Figure dataset records
START

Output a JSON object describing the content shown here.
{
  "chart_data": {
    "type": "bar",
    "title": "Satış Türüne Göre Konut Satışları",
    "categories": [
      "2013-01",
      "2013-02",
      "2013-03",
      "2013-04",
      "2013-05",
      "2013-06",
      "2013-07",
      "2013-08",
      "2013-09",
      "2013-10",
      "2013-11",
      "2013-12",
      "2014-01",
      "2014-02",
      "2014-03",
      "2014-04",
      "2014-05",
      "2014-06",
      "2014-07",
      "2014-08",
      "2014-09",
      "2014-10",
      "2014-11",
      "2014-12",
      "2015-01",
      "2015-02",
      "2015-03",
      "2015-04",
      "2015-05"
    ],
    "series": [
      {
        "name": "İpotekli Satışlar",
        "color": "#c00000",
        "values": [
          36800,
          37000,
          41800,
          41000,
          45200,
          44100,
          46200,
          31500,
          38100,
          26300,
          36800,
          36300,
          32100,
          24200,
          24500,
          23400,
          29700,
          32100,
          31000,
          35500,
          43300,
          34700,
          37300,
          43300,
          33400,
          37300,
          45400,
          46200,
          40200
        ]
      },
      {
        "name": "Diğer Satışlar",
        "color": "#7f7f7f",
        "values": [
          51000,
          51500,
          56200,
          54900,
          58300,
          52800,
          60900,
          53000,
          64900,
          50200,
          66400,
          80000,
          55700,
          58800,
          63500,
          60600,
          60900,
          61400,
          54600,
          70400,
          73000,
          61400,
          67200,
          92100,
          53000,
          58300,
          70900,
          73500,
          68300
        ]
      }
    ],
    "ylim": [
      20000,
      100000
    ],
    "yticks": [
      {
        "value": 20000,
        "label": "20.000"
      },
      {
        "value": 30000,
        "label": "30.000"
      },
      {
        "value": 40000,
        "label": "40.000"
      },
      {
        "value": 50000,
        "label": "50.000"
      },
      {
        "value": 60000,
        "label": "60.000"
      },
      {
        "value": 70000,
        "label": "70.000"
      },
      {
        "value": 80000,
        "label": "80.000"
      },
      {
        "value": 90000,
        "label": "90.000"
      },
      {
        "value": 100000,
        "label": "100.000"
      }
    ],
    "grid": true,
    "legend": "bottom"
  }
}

END

From the data above, copy each line that holds "name".

        "name": "İpotekli Satışlar",
        "name": "Diğer Satışlar",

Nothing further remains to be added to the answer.